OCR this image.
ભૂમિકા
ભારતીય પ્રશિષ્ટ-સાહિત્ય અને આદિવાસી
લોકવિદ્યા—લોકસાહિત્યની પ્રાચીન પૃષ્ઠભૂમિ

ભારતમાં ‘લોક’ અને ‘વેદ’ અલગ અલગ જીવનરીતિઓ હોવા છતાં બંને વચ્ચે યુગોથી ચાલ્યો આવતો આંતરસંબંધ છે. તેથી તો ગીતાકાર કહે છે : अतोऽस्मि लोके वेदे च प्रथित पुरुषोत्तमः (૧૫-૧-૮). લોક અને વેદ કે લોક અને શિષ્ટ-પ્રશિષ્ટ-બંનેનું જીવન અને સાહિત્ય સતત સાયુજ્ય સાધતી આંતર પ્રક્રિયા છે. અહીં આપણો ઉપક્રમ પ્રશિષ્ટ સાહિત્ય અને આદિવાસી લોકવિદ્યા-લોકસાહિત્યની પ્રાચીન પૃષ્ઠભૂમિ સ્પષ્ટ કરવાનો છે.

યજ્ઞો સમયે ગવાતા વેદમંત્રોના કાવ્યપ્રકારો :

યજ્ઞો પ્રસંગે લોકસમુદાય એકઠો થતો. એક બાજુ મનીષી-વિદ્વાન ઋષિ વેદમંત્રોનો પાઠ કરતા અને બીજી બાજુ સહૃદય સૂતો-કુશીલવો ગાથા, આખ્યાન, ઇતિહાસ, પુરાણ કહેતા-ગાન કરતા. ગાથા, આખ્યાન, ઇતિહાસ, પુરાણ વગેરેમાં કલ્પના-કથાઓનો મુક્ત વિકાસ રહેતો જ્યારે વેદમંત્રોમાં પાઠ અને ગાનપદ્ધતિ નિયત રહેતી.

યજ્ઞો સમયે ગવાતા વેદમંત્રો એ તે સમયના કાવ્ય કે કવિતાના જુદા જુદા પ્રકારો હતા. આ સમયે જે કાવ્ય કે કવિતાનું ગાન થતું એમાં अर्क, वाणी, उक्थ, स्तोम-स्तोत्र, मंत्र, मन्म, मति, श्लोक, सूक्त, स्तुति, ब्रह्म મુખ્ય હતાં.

INSTRUCTION: Your task is to output the full set of records exactly as presented.

THE ANSWER:
OCR this image.
ભૂમિકા
ભારતીય પ્રશિષ્ટ-સાહિત્ય અને આદિવાસી
લોકવિદ્યા—લોકસાહિત્યની પ્રાચીન પૃષ્ઠભૂમિ

ભારતમાં ‘લોક’ અને ‘વેદ’ અલગ અલગ જીવનરીતિઓ હોવા છતાં બંને વચ્ચે યુગોથી ચાલ્યો આવતો આંતરસંબંધ છે. તેથી તો ગીતાકાર કહે છે : अतोऽस्मि लोके वेदे च प्रथित पुरुषोत्तमः (૧૫-૧-૮). લોક અને વેદ કે લોક અને શિષ્ટ-પ્રશિષ્ટ-બંનેનું જીવન અને સાહિત્ય સતત સાયુજ્ય સાધતી આંતર પ્રક્રિયા છે. અહીં આપણો ઉપક્રમ પ્રશિષ્ટ સાહિત્ય અને આદિવાસી લોકવિદ્યા-લોકસાહિત્યની પ્રાચીન પૃષ્ઠભૂમિ સ્પષ્ટ કરવાનો છે.

યજ્ઞો સમયે ગવાતા વેદમંત્રોના કાવ્યપ્રકારો :

યજ્ઞો પ્રસંગે લોકસમુદાય એકઠો થતો. એક બાજુ મનીષી-વિદ્વાન ઋષિ વેદમંત્રોનો પાઠ કરતા અને બીજી બાજુ સહૃદય સૂતો-કુશીલવો ગાથા, આખ્યાન, ઇતિહાસ, પુરાણ કહેતા-ગાન કરતા. ગાથા, આખ્યાન, ઇતિહાસ, પુરાણ વગેરેમાં કલ્પના-કથાઓનો મુક્ત વિકાસ રહેતો જ્યારે વેદમંત્રોમાં પાઠ અને ગાનપદ્ધતિ નિયત રહેતી.

યજ્ઞો સમયે ગવાતા વેદમંત્રો એ તે સમયના કાવ્ય કે કવિતાના જુદા જુદા પ્રકારો હતા. આ સમયે જે કાવ્ય કે કવિતાનું ગાન થતું એમાં अर्क, वाणी, उक्थ, स्तोम-स्तोत्र, मंत्र, मन्म, मति, श्लोक, सूक्त, स्तुति, ब्रह्म મુખ્ય હતાં.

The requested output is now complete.